--- start Records provided ---
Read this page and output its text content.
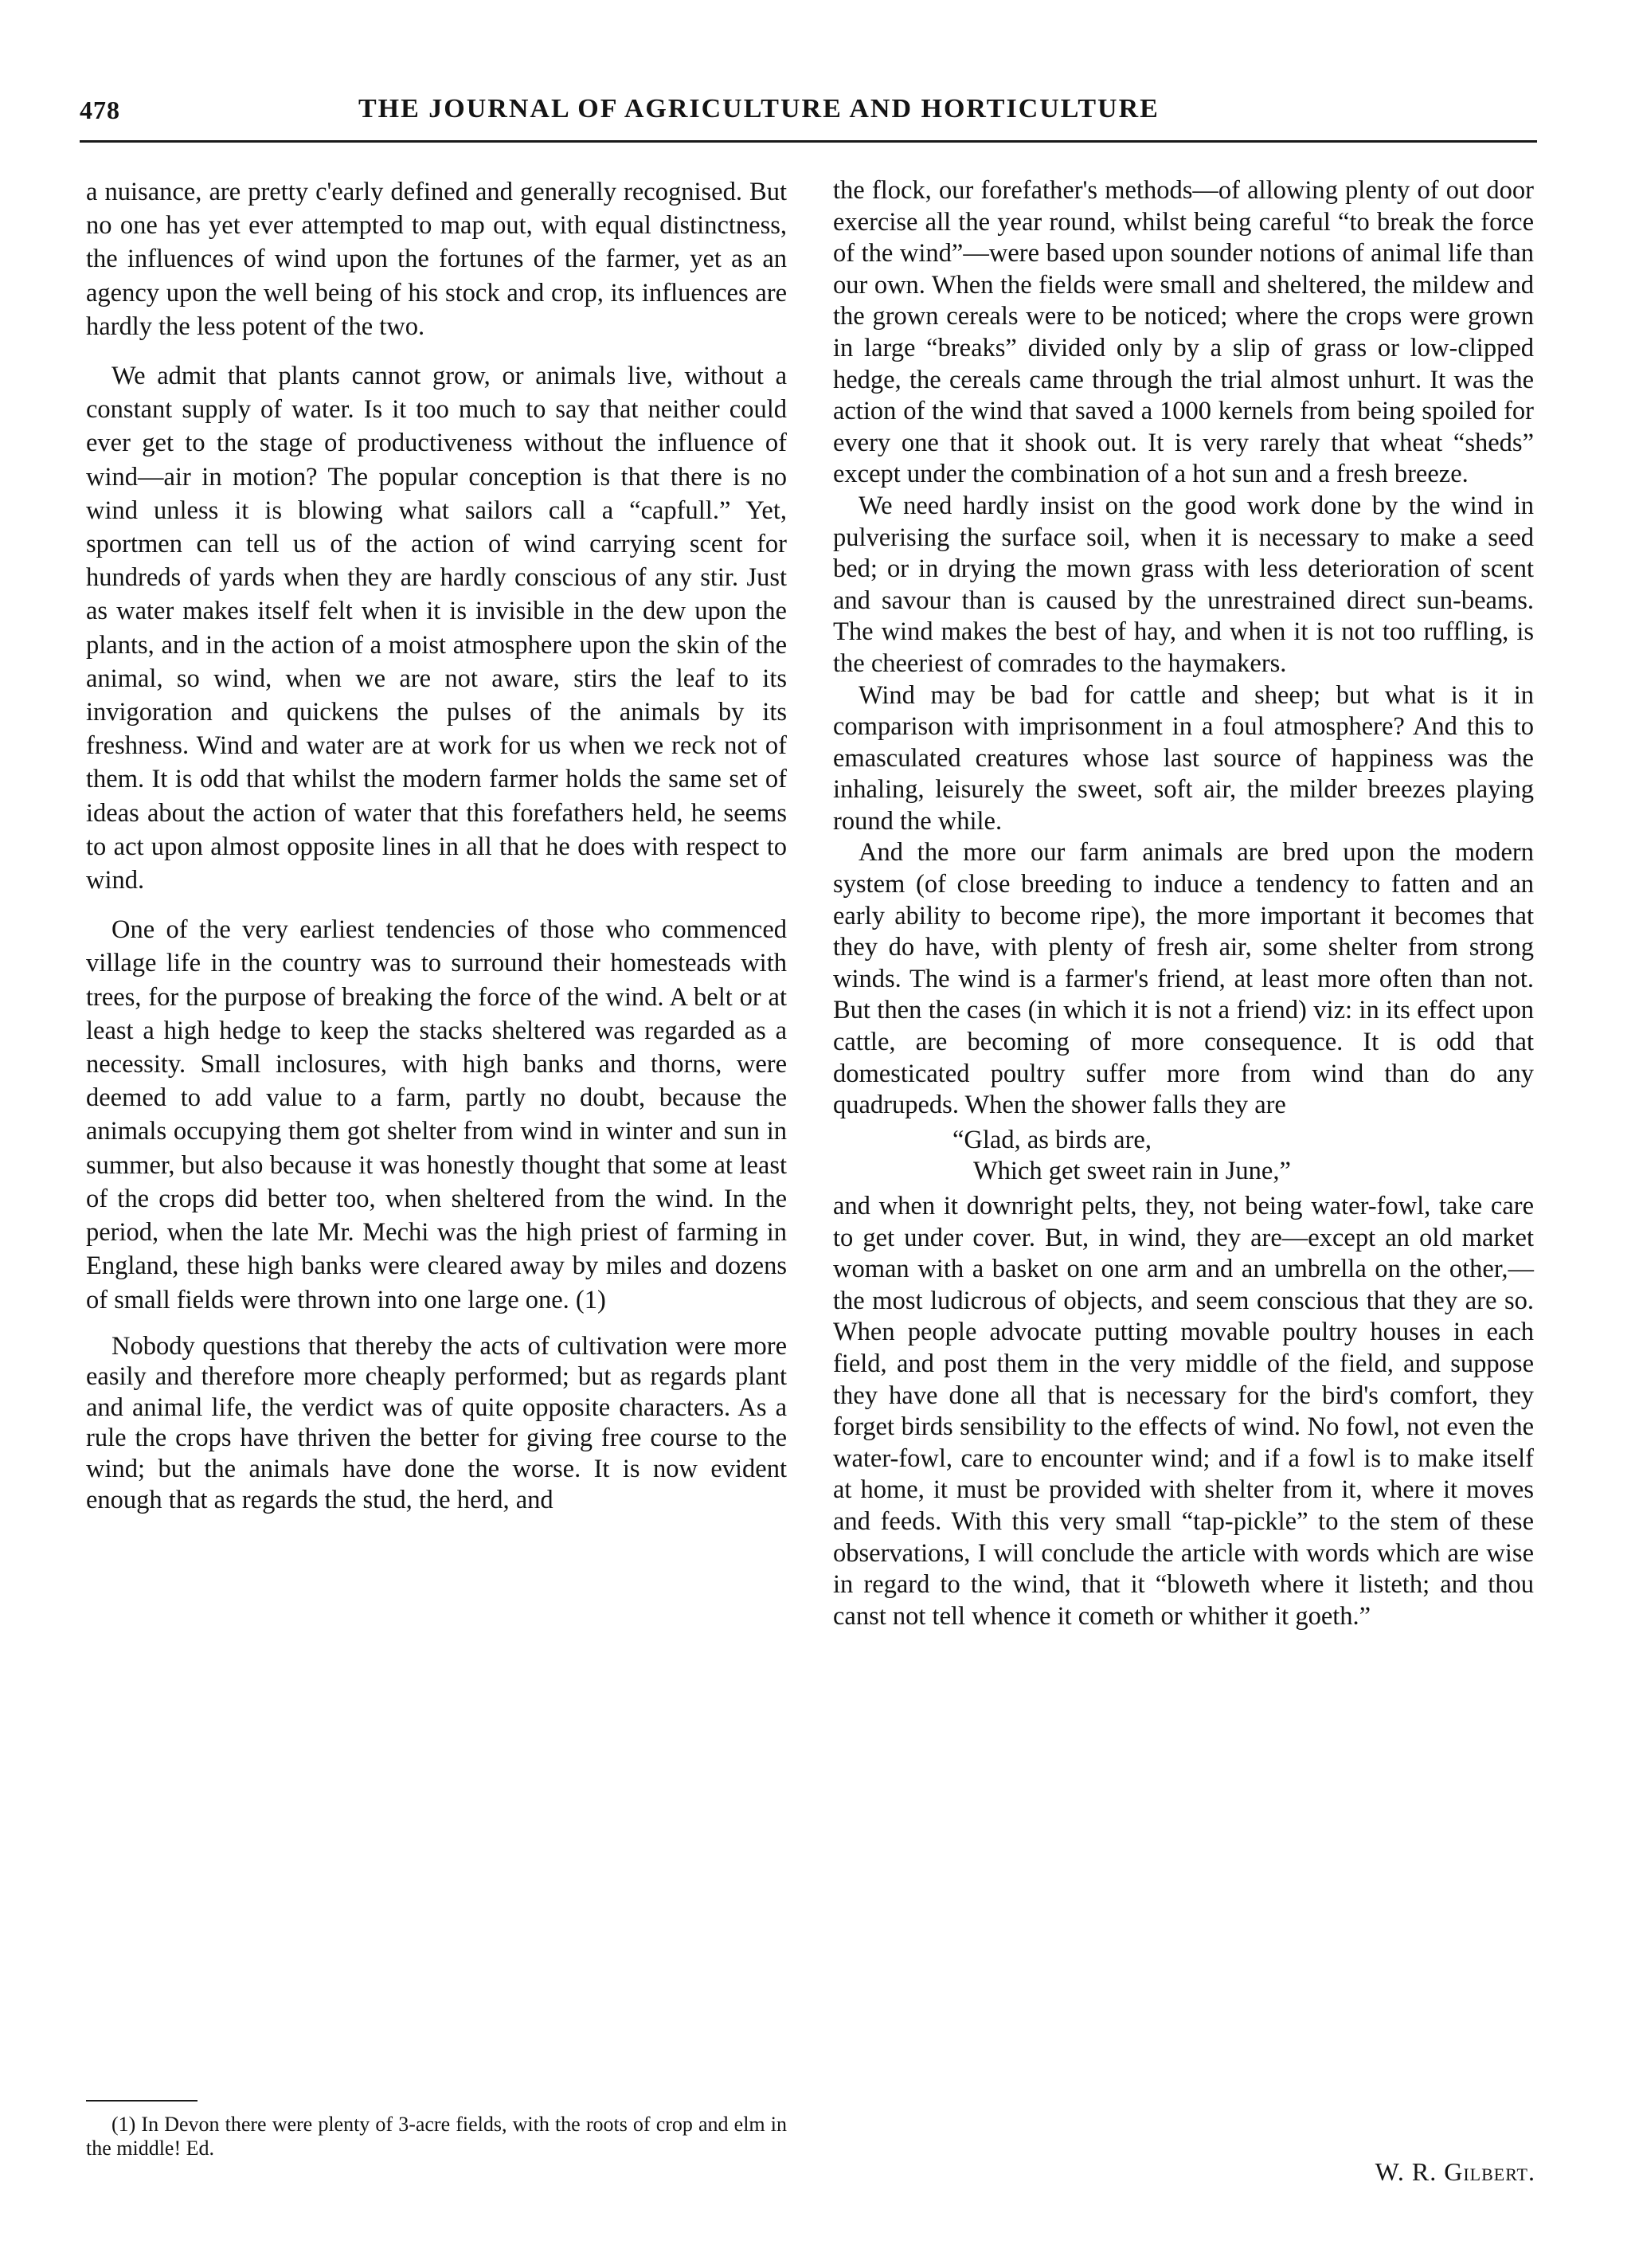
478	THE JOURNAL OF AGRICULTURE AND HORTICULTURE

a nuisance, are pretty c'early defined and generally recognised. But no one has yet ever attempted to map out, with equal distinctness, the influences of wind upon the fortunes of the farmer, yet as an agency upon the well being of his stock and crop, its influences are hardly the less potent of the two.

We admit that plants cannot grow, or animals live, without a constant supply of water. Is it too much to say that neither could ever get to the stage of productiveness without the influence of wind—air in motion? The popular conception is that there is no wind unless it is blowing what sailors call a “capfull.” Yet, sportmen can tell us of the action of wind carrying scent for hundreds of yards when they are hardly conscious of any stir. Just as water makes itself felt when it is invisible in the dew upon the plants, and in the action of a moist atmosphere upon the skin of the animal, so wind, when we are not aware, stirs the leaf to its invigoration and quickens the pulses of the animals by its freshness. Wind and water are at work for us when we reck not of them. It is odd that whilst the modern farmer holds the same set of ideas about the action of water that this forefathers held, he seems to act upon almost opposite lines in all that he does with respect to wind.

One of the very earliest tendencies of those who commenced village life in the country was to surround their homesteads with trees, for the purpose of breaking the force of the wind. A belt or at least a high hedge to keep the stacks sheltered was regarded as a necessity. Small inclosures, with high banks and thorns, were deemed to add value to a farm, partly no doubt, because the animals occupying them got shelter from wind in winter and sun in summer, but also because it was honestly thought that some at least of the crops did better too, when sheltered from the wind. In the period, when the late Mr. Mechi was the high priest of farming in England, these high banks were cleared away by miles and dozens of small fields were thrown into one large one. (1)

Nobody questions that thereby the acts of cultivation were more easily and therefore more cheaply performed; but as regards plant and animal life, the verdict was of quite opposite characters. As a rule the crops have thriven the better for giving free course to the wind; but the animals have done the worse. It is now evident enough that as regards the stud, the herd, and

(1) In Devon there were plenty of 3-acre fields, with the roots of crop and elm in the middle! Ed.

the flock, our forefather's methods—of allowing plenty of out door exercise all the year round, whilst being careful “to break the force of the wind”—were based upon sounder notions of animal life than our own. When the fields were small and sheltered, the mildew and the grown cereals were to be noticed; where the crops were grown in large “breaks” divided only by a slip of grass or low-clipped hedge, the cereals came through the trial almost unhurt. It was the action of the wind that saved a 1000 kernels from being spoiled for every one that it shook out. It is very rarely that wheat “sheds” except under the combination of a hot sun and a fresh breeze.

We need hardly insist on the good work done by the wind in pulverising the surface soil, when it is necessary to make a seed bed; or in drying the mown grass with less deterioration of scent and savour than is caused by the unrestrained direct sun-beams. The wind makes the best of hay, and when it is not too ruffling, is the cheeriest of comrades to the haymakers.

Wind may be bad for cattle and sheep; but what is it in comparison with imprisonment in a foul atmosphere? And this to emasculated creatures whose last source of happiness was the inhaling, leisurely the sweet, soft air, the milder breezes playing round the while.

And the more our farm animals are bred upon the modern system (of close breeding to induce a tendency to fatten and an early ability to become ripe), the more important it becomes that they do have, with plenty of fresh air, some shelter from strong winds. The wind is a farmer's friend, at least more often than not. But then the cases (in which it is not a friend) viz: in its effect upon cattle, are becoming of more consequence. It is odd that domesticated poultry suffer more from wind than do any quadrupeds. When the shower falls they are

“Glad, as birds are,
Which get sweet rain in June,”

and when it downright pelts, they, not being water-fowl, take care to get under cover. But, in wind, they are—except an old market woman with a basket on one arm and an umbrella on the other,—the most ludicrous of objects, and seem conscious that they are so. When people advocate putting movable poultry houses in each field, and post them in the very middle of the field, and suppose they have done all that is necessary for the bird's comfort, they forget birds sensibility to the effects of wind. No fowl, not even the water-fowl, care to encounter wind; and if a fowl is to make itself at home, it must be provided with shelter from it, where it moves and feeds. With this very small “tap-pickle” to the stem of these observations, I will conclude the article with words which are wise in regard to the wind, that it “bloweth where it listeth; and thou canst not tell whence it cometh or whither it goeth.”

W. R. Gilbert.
--- end Records provided ---
### Problem
Skip the pictures and print each record exactly as it stands.

### The solution
Read this page and output its text content.
478	THE JOURNAL OF AGRICULTURE AND HORTICULTURE

a nuisance, are pretty c'early defined and generally recognised. But no one has yet ever attempted to map out, with equal distinctness, the influences of wind upon the fortunes of the farmer, yet as an agency upon the well being of his stock and crop, its influences are hardly the less potent of the two.

We admit that plants cannot grow, or animals live, without a constant supply of water. Is it too much to say that neither could ever get to the stage of productiveness without the influence of wind—air in motion? The popular conception is that there is no wind unless it is blowing what sailors call a “capfull.” Yet, sportmen can tell us of the action of wind carrying scent for hundreds of yards when they are hardly conscious of any stir. Just as water makes itself felt when it is invisible in the dew upon the plants, and in the action of a moist atmosphere upon the skin of the animal, so wind, when we are not aware, stirs the leaf to its invigoration and quickens the pulses of the animals by its freshness. Wind and water are at work for us when we reck not of them. It is odd that whilst the modern farmer holds the same set of ideas about the action of water that this forefathers held, he seems to act upon almost opposite lines in all that he does with respect to wind.

One of the very earliest tendencies of those who commenced village life in the country was to surround their homesteads with trees, for the purpose of breaking the force of the wind. A belt or at least a high hedge to keep the stacks sheltered was regarded as a necessity. Small inclosures, with high banks and thorns, were deemed to add value to a farm, partly no doubt, because the animals occupying them got shelter from wind in winter and sun in summer, but also because it was honestly thought that some at least of the crops did better too, when sheltered from the wind. In the period, when the late Mr. Mechi was the high priest of farming in England, these high banks were cleared away by miles and dozens of small fields were thrown into one large one. (1)

Nobody questions that thereby the acts of cultivation were more easily and therefore more cheaply performed; but as regards plant and animal life, the verdict was of quite opposite characters. As a rule the crops have thriven the better for giving free course to the wind; but the animals have done the worse. It is now evident enough that as regards the stud, the herd, and

(1) In Devon there were plenty of 3-acre fields, with the roots of crop and elm in the middle! Ed.

the flock, our forefather's methods—of allowing plenty of out door exercise all the year round, whilst being careful “to break the force of the wind”—were based upon sounder notions of animal life than our own. When the fields were small and sheltered, the mildew and the grown cereals were to be noticed; where the crops were grown in large “breaks” divided only by a slip of grass or low-clipped hedge, the cereals came through the trial almost unhurt. It was the action of the wind that saved a 1000 kernels from being spoiled for every one that it shook out. It is very rarely that wheat “sheds” except under the combination of a hot sun and a fresh breeze.

We need hardly insist on the good work done by the wind in pulverising the surface soil, when it is necessary to make a seed bed; or in drying the mown grass with less deterioration of scent and savour than is caused by the unrestrained direct sun-beams. The wind makes the best of hay, and when it is not too ruffling, is the cheeriest of comrades to the haymakers.

Wind may be bad for cattle and sheep; but what is it in comparison with imprisonment in a foul atmosphere? And this to emasculated creatures whose last source of happiness was the inhaling, leisurely the sweet, soft air, the milder breezes playing round the while.

And the more our farm animals are bred upon the modern system (of close breeding to induce a tendency to fatten and an early ability to become ripe), the more important it becomes that they do have, with plenty of fresh air, some shelter from strong winds. The wind is a farmer's friend, at least more often than not. But then the cases (in which it is not a friend) viz: in its effect upon cattle, are becoming of more consequence. It is odd that domesticated poultry suffer more from wind than do any quadrupeds. When the shower falls they are

“Glad, as birds are,
Which get sweet rain in June,”

and when it downright pelts, they, not being water-fowl, take care to get under cover. But, in wind, they are—except an old market woman with a basket on one arm and an umbrella on the other,—the most ludicrous of objects, and seem conscious that they are so. When people advocate putting movable poultry houses in each field, and post them in the very middle of the field, and suppose they have done all that is necessary for the bird's comfort, they forget birds sensibility to the effects of wind. No fowl, not even the water-fowl, care to encounter wind; and if a fowl is to make itself at home, it must be provided with shelter from it, where it moves and feeds. With this very small “tap-pickle” to the stem of these observations, I will conclude the article with words which are wise in regard to the wind, that it “bloweth where it listeth; and thou canst not tell whence it cometh or whither it goeth.”

W. R. Gilbert.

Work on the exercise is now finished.